Pictures stay out of the copy; restate everything else in the material exactly.

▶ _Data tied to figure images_

::::

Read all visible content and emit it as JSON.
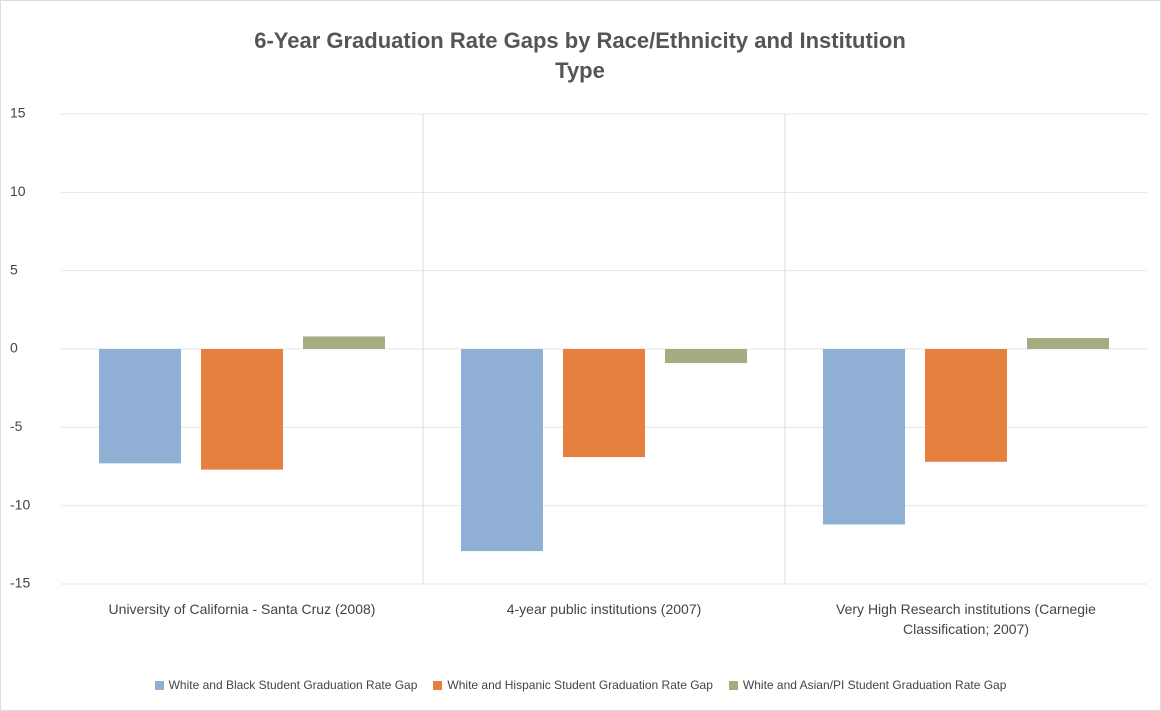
{
  "chart_data": {
    "type": "bar",
    "title": "6-Year Graduation Rate Gaps by Race/Ethnicity and Institution Type",
    "categories": [
      "University of California - Santa Cruz (2008)",
      "4-year public institutions (2007)",
      "Very High Research institutions (Carnegie Classification; 2007)"
    ],
    "series": [
      {
        "name": "White and Black Student Graduation Rate Gap",
        "color": "#8fb0d4",
        "values": [
          -7.3,
          -12.9,
          -11.2
        ]
      },
      {
        "name": "White and Hispanic Student Graduation Rate Gap",
        "color": "#e5803f",
        "values": [
          -7.7,
          -6.9,
          -7.2
        ]
      },
      {
        "name": "White and Asian/PI Student Graduation Rate Gap",
        "color": "#a3ad7f",
        "values": [
          0.8,
          -0.9,
          0.7
        ]
      }
    ],
    "ylim": [
      -15,
      15
    ],
    "yticks": [
      -15,
      -10,
      -5,
      0,
      5,
      10,
      15
    ],
    "grid": true
  }
}
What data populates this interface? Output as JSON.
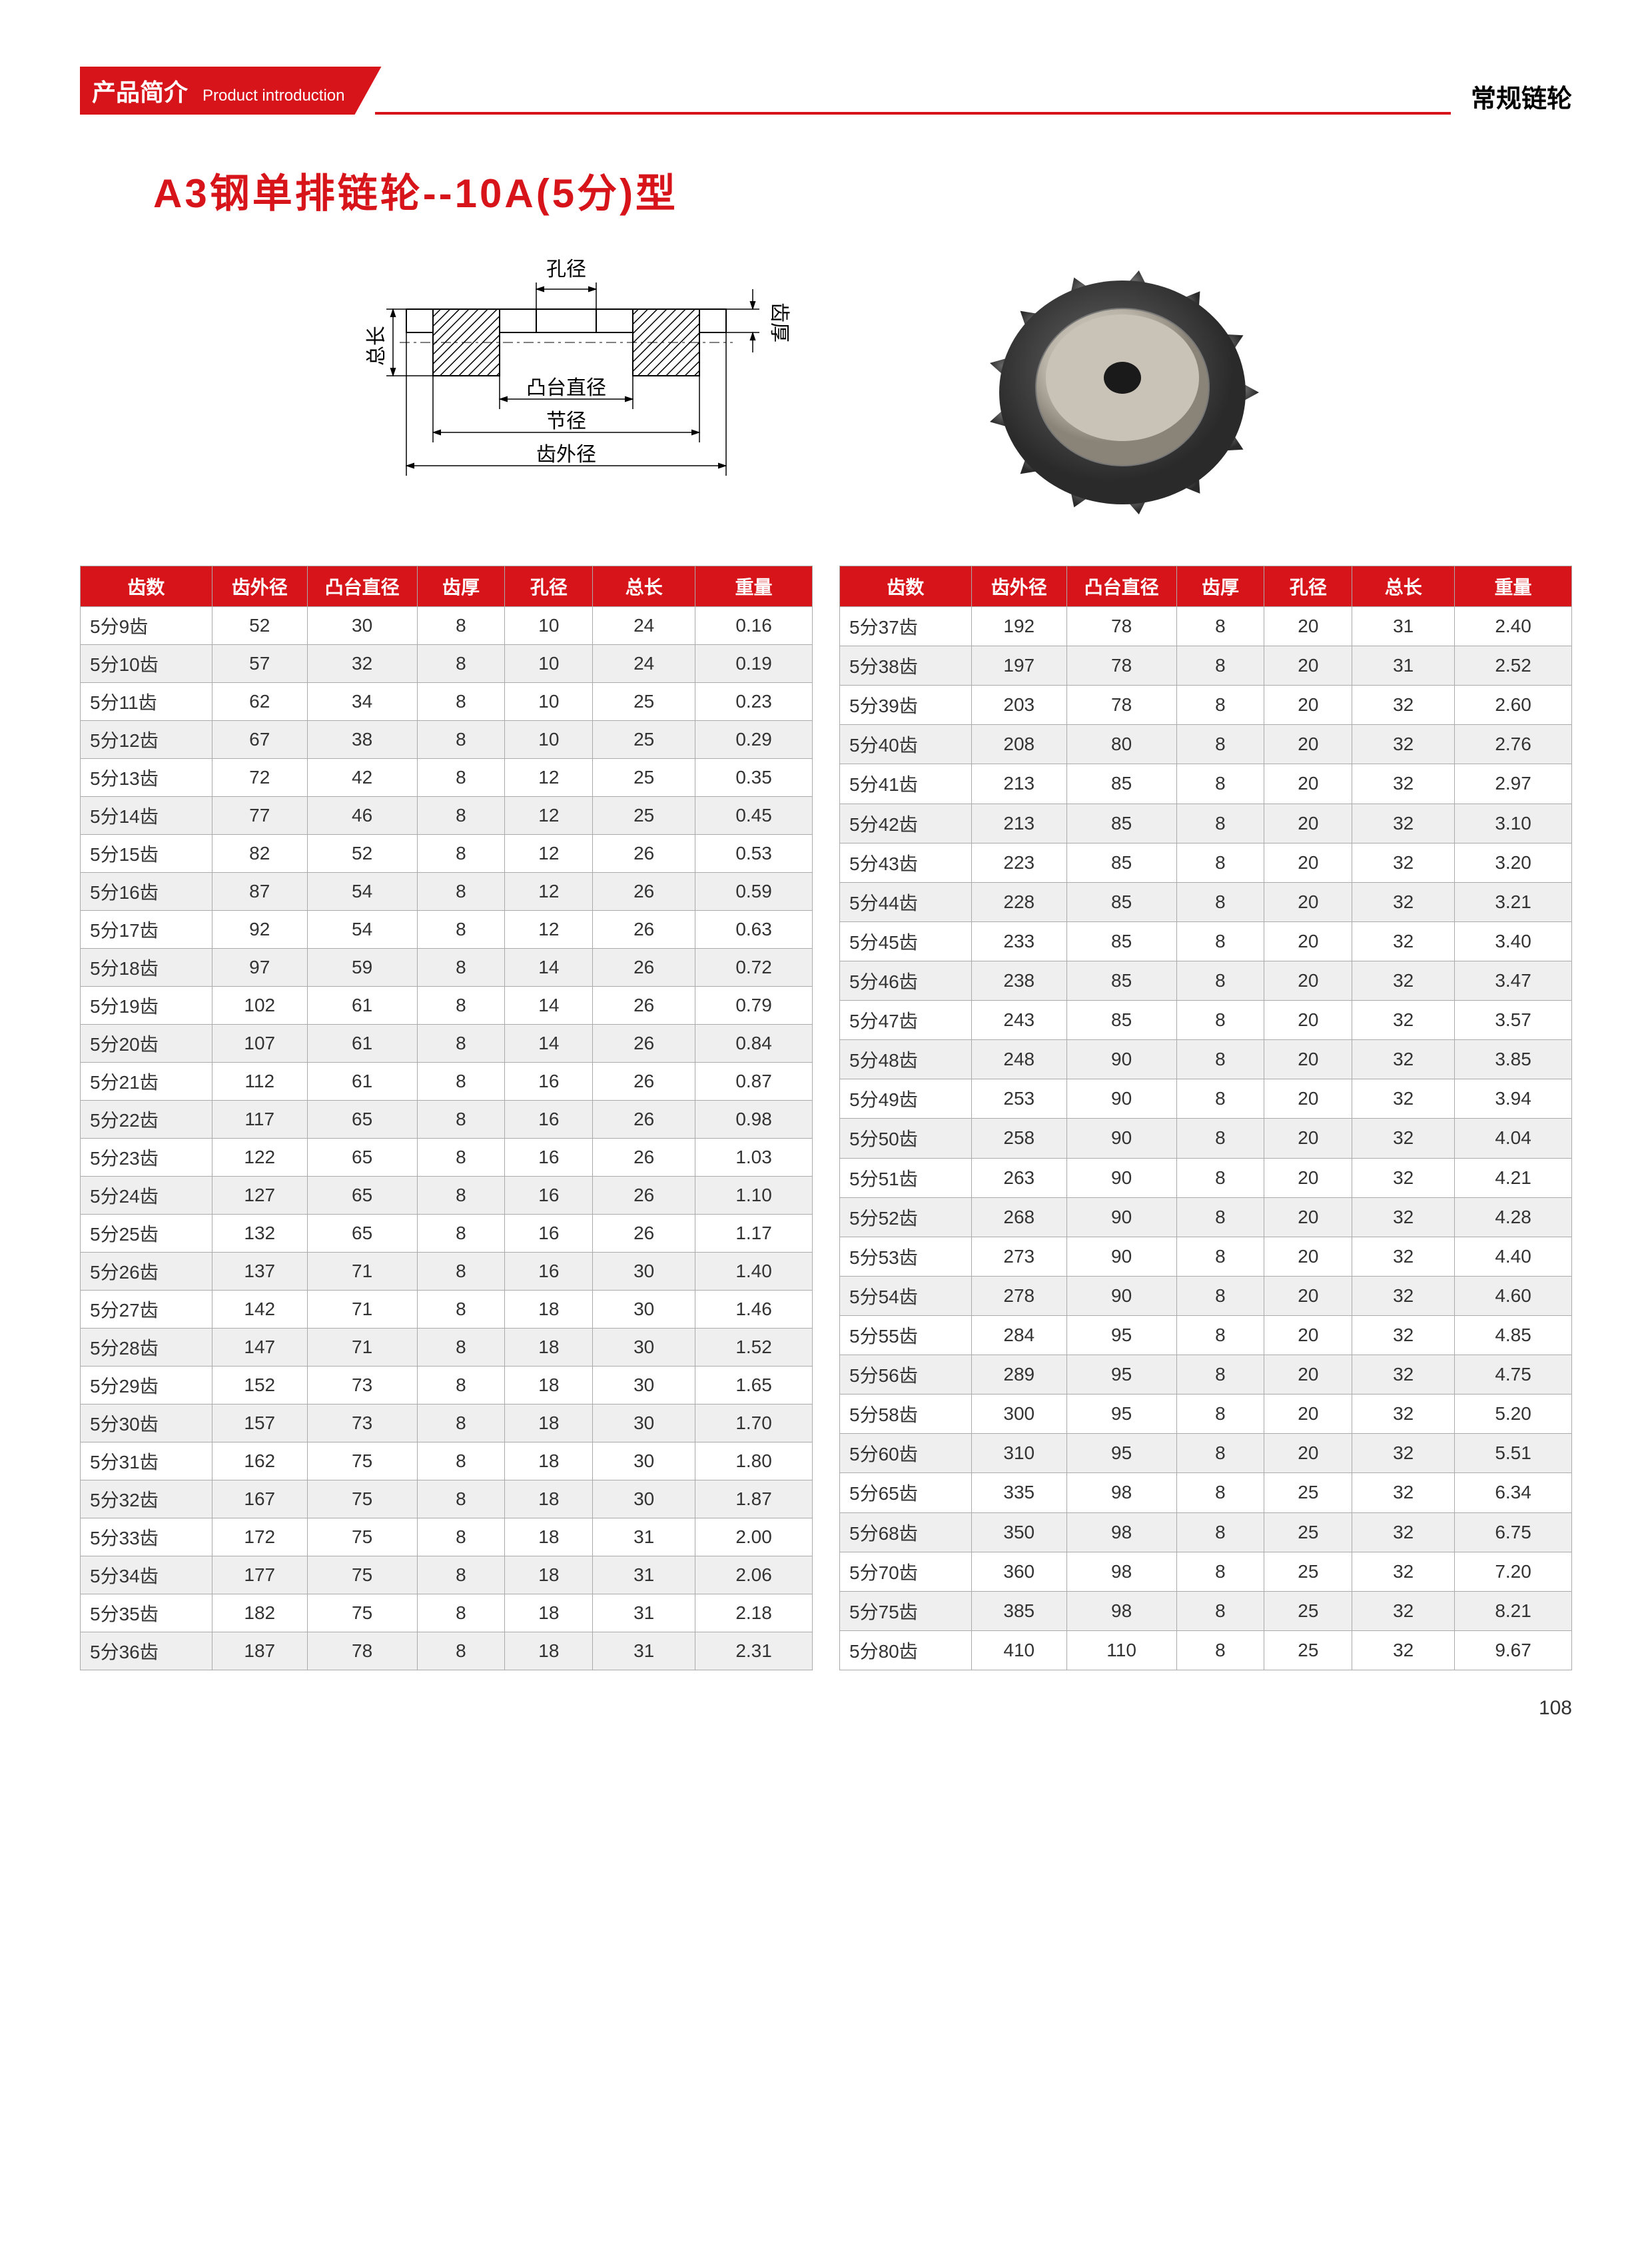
{
  "header": {
    "tab_cn": "产品简介",
    "tab_en": "Product introduction",
    "right": "常规链轮"
  },
  "title": "A3钢单排链轮--10A(5分)型",
  "diagram_labels": {
    "bore": "孔径",
    "hub": "凸台直径",
    "pitch": "节径",
    "outer": "齿外径",
    "total_len": "总长",
    "thick": "齿厚"
  },
  "columns": [
    "齿数",
    "齿外径",
    "凸台直径",
    "齿厚",
    "孔径",
    "总长",
    "重量"
  ],
  "col_widths": [
    "18%",
    "13%",
    "15%",
    "12%",
    "12%",
    "14%",
    "16%"
  ],
  "left_rows": [
    [
      "5分9齿",
      "52",
      "30",
      "8",
      "10",
      "24",
      "0.16"
    ],
    [
      "5分10齿",
      "57",
      "32",
      "8",
      "10",
      "24",
      "0.19"
    ],
    [
      "5分11齿",
      "62",
      "34",
      "8",
      "10",
      "25",
      "0.23"
    ],
    [
      "5分12齿",
      "67",
      "38",
      "8",
      "10",
      "25",
      "0.29"
    ],
    [
      "5分13齿",
      "72",
      "42",
      "8",
      "12",
      "25",
      "0.35"
    ],
    [
      "5分14齿",
      "77",
      "46",
      "8",
      "12",
      "25",
      "0.45"
    ],
    [
      "5分15齿",
      "82",
      "52",
      "8",
      "12",
      "26",
      "0.53"
    ],
    [
      "5分16齿",
      "87",
      "54",
      "8",
      "12",
      "26",
      "0.59"
    ],
    [
      "5分17齿",
      "92",
      "54",
      "8",
      "12",
      "26",
      "0.63"
    ],
    [
      "5分18齿",
      "97",
      "59",
      "8",
      "14",
      "26",
      "0.72"
    ],
    [
      "5分19齿",
      "102",
      "61",
      "8",
      "14",
      "26",
      "0.79"
    ],
    [
      "5分20齿",
      "107",
      "61",
      "8",
      "14",
      "26",
      "0.84"
    ],
    [
      "5分21齿",
      "112",
      "61",
      "8",
      "16",
      "26",
      "0.87"
    ],
    [
      "5分22齿",
      "117",
      "65",
      "8",
      "16",
      "26",
      "0.98"
    ],
    [
      "5分23齿",
      "122",
      "65",
      "8",
      "16",
      "26",
      "1.03"
    ],
    [
      "5分24齿",
      "127",
      "65",
      "8",
      "16",
      "26",
      "1.10"
    ],
    [
      "5分25齿",
      "132",
      "65",
      "8",
      "16",
      "26",
      "1.17"
    ],
    [
      "5分26齿",
      "137",
      "71",
      "8",
      "16",
      "30",
      "1.40"
    ],
    [
      "5分27齿",
      "142",
      "71",
      "8",
      "18",
      "30",
      "1.46"
    ],
    [
      "5分28齿",
      "147",
      "71",
      "8",
      "18",
      "30",
      "1.52"
    ],
    [
      "5分29齿",
      "152",
      "73",
      "8",
      "18",
      "30",
      "1.65"
    ],
    [
      "5分30齿",
      "157",
      "73",
      "8",
      "18",
      "30",
      "1.70"
    ],
    [
      "5分31齿",
      "162",
      "75",
      "8",
      "18",
      "30",
      "1.80"
    ],
    [
      "5分32齿",
      "167",
      "75",
      "8",
      "18",
      "30",
      "1.87"
    ],
    [
      "5分33齿",
      "172",
      "75",
      "8",
      "18",
      "31",
      "2.00"
    ],
    [
      "5分34齿",
      "177",
      "75",
      "8",
      "18",
      "31",
      "2.06"
    ],
    [
      "5分35齿",
      "182",
      "75",
      "8",
      "18",
      "31",
      "2.18"
    ],
    [
      "5分36齿",
      "187",
      "78",
      "8",
      "18",
      "31",
      "2.31"
    ]
  ],
  "right_rows": [
    [
      "5分37齿",
      "192",
      "78",
      "8",
      "20",
      "31",
      "2.40"
    ],
    [
      "5分38齿",
      "197",
      "78",
      "8",
      "20",
      "31",
      "2.52"
    ],
    [
      "5分39齿",
      "203",
      "78",
      "8",
      "20",
      "32",
      "2.60"
    ],
    [
      "5分40齿",
      "208",
      "80",
      "8",
      "20",
      "32",
      "2.76"
    ],
    [
      "5分41齿",
      "213",
      "85",
      "8",
      "20",
      "32",
      "2.97"
    ],
    [
      "5分42齿",
      "213",
      "85",
      "8",
      "20",
      "32",
      "3.10"
    ],
    [
      "5分43齿",
      "223",
      "85",
      "8",
      "20",
      "32",
      "3.20"
    ],
    [
      "5分44齿",
      "228",
      "85",
      "8",
      "20",
      "32",
      "3.21"
    ],
    [
      "5分45齿",
      "233",
      "85",
      "8",
      "20",
      "32",
      "3.40"
    ],
    [
      "5分46齿",
      "238",
      "85",
      "8",
      "20",
      "32",
      "3.47"
    ],
    [
      "5分47齿",
      "243",
      "85",
      "8",
      "20",
      "32",
      "3.57"
    ],
    [
      "5分48齿",
      "248",
      "90",
      "8",
      "20",
      "32",
      "3.85"
    ],
    [
      "5分49齿",
      "253",
      "90",
      "8",
      "20",
      "32",
      "3.94"
    ],
    [
      "5分50齿",
      "258",
      "90",
      "8",
      "20",
      "32",
      "4.04"
    ],
    [
      "5分51齿",
      "263",
      "90",
      "8",
      "20",
      "32",
      "4.21"
    ],
    [
      "5分52齿",
      "268",
      "90",
      "8",
      "20",
      "32",
      "4.28"
    ],
    [
      "5分53齿",
      "273",
      "90",
      "8",
      "20",
      "32",
      "4.40"
    ],
    [
      "5分54齿",
      "278",
      "90",
      "8",
      "20",
      "32",
      "4.60"
    ],
    [
      "5分55齿",
      "284",
      "95",
      "8",
      "20",
      "32",
      "4.85"
    ],
    [
      "5分56齿",
      "289",
      "95",
      "8",
      "20",
      "32",
      "4.75"
    ],
    [
      "5分58齿",
      "300",
      "95",
      "8",
      "20",
      "32",
      "5.20"
    ],
    [
      "5分60齿",
      "310",
      "95",
      "8",
      "20",
      "32",
      "5.51"
    ],
    [
      "5分65齿",
      "335",
      "98",
      "8",
      "25",
      "32",
      "6.34"
    ],
    [
      "5分68齿",
      "350",
      "98",
      "8",
      "25",
      "32",
      "6.75"
    ],
    [
      "5分70齿",
      "360",
      "98",
      "8",
      "25",
      "32",
      "7.20"
    ],
    [
      "5分75齿",
      "385",
      "98",
      "8",
      "25",
      "32",
      "8.21"
    ],
    [
      "5分80齿",
      "410",
      "110",
      "8",
      "25",
      "32",
      "9.67"
    ]
  ],
  "page_num": "108",
  "colors": {
    "brand": "#d7141a",
    "row_alt": "#efefef",
    "border": "#aaaaaa",
    "text": "#333333"
  }
}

::::

▶ _Output for this exercise_
Read all visible content and emit it as JSON.
{
  "chart_data": {
    "type": "bar",
    "title": "6-Year Graduation Rate Gaps by Race/Ethnicity and Institution Type",
    "categories": [
      "University of California - Santa Cruz (2008)",
      "4-year public institutions (2007)",
      "Very High Research institutions (Carnegie Classification; 2007)"
    ],
    "series": [
      {
        "name": "White and Black Student Graduation Rate Gap",
        "color": "#8fb0d4",
        "values": [
          -7.3,
          -12.9,
          -11.2
        ]
      },
      {
        "name": "White and Hispanic Student Graduation Rate Gap",
        "color": "#e5803f",
        "values": [
          -7.7,
          -6.9,
          -7.2
        ]
      },
      {
        "name": "White and Asian/PI Student Graduation Rate Gap",
        "color": "#a3ad7f",
        "values": [
          0.8,
          -0.9,
          0.7
        ]
      }
    ],
    "ylim": [
      -15,
      15
    ],
    "yticks": [
      -15,
      -10,
      -5,
      0,
      5,
      10,
      15
    ],
    "grid": true
  }
}
What data populates this interface? Output as JSON.
{
  "header": {
    "tab_cn": "产品简介",
    "tab_en": "Product introduction",
    "right": "常规链轮"
  },
  "title": "A3钢单排链轮--10A(5分)型",
  "diagram_labels": {
    "bore": "孔径",
    "hub": "凸台直径",
    "pitch": "节径",
    "outer": "齿外径",
    "total_len": "总长",
    "thick": "齿厚"
  },
  "columns": [
    "齿数",
    "齿外径",
    "凸台直径",
    "齿厚",
    "孔径",
    "总长",
    "重量"
  ],
  "col_widths": [
    "18%",
    "13%",
    "15%",
    "12%",
    "12%",
    "14%",
    "16%"
  ],
  "left_rows": [
    [
      "5分9齿",
      "52",
      "30",
      "8",
      "10",
      "24",
      "0.16"
    ],
    [
      "5分10齿",
      "57",
      "32",
      "8",
      "10",
      "24",
      "0.19"
    ],
    [
      "5分11齿",
      "62",
      "34",
      "8",
      "10",
      "25",
      "0.23"
    ],
    [
      "5分12齿",
      "67",
      "38",
      "8",
      "10",
      "25",
      "0.29"
    ],
    [
      "5分13齿",
      "72",
      "42",
      "8",
      "12",
      "25",
      "0.35"
    ],
    [
      "5分14齿",
      "77",
      "46",
      "8",
      "12",
      "25",
      "0.45"
    ],
    [
      "5分15齿",
      "82",
      "52",
      "8",
      "12",
      "26",
      "0.53"
    ],
    [
      "5分16齿",
      "87",
      "54",
      "8",
      "12",
      "26",
      "0.59"
    ],
    [
      "5分17齿",
      "92",
      "54",
      "8",
      "12",
      "26",
      "0.63"
    ],
    [
      "5分18齿",
      "97",
      "59",
      "8",
      "14",
      "26",
      "0.72"
    ],
    [
      "5分19齿",
      "102",
      "61",
      "8",
      "14",
      "26",
      "0.79"
    ],
    [
      "5分20齿",
      "107",
      "61",
      "8",
      "14",
      "26",
      "0.84"
    ],
    [
      "5分21齿",
      "112",
      "61",
      "8",
      "16",
      "26",
      "0.87"
    ],
    [
      "5分22齿",
      "117",
      "65",
      "8",
      "16",
      "26",
      "0.98"
    ],
    [
      "5分23齿",
      "122",
      "65",
      "8",
      "16",
      "26",
      "1.03"
    ],
    [
      "5分24齿",
      "127",
      "65",
      "8",
      "16",
      "26",
      "1.10"
    ],
    [
      "5分25齿",
      "132",
      "65",
      "8",
      "16",
      "26",
      "1.17"
    ],
    [
      "5分26齿",
      "137",
      "71",
      "8",
      "16",
      "30",
      "1.40"
    ],
    [
      "5分27齿",
      "142",
      "71",
      "8",
      "18",
      "30",
      "1.46"
    ],
    [
      "5分28齿",
      "147",
      "71",
      "8",
      "18",
      "30",
      "1.52"
    ],
    [
      "5分29齿",
      "152",
      "73",
      "8",
      "18",
      "30",
      "1.65"
    ],
    [
      "5分30齿",
      "157",
      "73",
      "8",
      "18",
      "30",
      "1.70"
    ],
    [
      "5分31齿",
      "162",
      "75",
      "8",
      "18",
      "30",
      "1.80"
    ],
    [
      "5分32齿",
      "167",
      "75",
      "8",
      "18",
      "30",
      "1.87"
    ],
    [
      "5分33齿",
      "172",
      "75",
      "8",
      "18",
      "31",
      "2.00"
    ],
    [
      "5分34齿",
      "177",
      "75",
      "8",
      "18",
      "31",
      "2.06"
    ],
    [
      "5分35齿",
      "182",
      "75",
      "8",
      "18",
      "31",
      "2.18"
    ],
    [
      "5分36齿",
      "187",
      "78",
      "8",
      "18",
      "31",
      "2.31"
    ]
  ],
  "right_rows": [
    [
      "5分37齿",
      "192",
      "78",
      "8",
      "20",
      "31",
      "2.40"
    ],
    [
      "5分38齿",
      "197",
      "78",
      "8",
      "20",
      "31",
      "2.52"
    ],
    [
      "5分39齿",
      "203",
      "78",
      "8",
      "20",
      "32",
      "2.60"
    ],
    [
      "5分40齿",
      "208",
      "80",
      "8",
      "20",
      "32",
      "2.76"
    ],
    [
      "5分41齿",
      "213",
      "85",
      "8",
      "20",
      "32",
      "2.97"
    ],
    [
      "5分42齿",
      "213",
      "85",
      "8",
      "20",
      "32",
      "3.10"
    ],
    [
      "5分43齿",
      "223",
      "85",
      "8",
      "20",
      "32",
      "3.20"
    ],
    [
      "5分44齿",
      "228",
      "85",
      "8",
      "20",
      "32",
      "3.21"
    ],
    [
      "5分45齿",
      "233",
      "85",
      "8",
      "20",
      "32",
      "3.40"
    ],
    [
      "5分46齿",
      "238",
      "85",
      "8",
      "20",
      "32",
      "3.47"
    ],
    [
      "5分47齿",
      "243",
      "85",
      "8",
      "20",
      "32",
      "3.57"
    ],
    [
      "5分48齿",
      "248",
      "90",
      "8",
      "20",
      "32",
      "3.85"
    ],
    [
      "5分49齿",
      "253",
      "90",
      "8",
      "20",
      "32",
      "3.94"
    ],
    [
      "5分50齿",
      "258",
      "90",
      "8",
      "20",
      "32",
      "4.04"
    ],
    [
      "5分51齿",
      "263",
      "90",
      "8",
      "20",
      "32",
      "4.21"
    ],
    [
      "5分52齿",
      "268",
      "90",
      "8",
      "20",
      "32",
      "4.28"
    ],
    [
      "5分53齿",
      "273",
      "90",
      "8",
      "20",
      "32",
      "4.40"
    ],
    [
      "5分54齿",
      "278",
      "90",
      "8",
      "20",
      "32",
      "4.60"
    ],
    [
      "5分55齿",
      "284",
      "95",
      "8",
      "20",
      "32",
      "4.85"
    ],
    [
      "5分56齿",
      "289",
      "95",
      "8",
      "20",
      "32",
      "4.75"
    ],
    [
      "5分58齿",
      "300",
      "95",
      "8",
      "20",
      "32",
      "5.20"
    ],
    [
      "5分60齿",
      "310",
      "95",
      "8",
      "20",
      "32",
      "5.51"
    ],
    [
      "5分65齿",
      "335",
      "98",
      "8",
      "25",
      "32",
      "6.34"
    ],
    [
      "5分68齿",
      "350",
      "98",
      "8",
      "25",
      "32",
      "6.75"
    ],
    [
      "5分70齿",
      "360",
      "98",
      "8",
      "25",
      "32",
      "7.20"
    ],
    [
      "5分75齿",
      "385",
      "98",
      "8",
      "25",
      "32",
      "8.21"
    ],
    [
      "5分80齿",
      "410",
      "110",
      "8",
      "25",
      "32",
      "9.67"
    ]
  ],
  "page_num": "108",
  "colors": {
    "brand": "#d7141a",
    "row_alt": "#efefef",
    "border": "#aaaaaa",
    "text": "#333333"
  }
}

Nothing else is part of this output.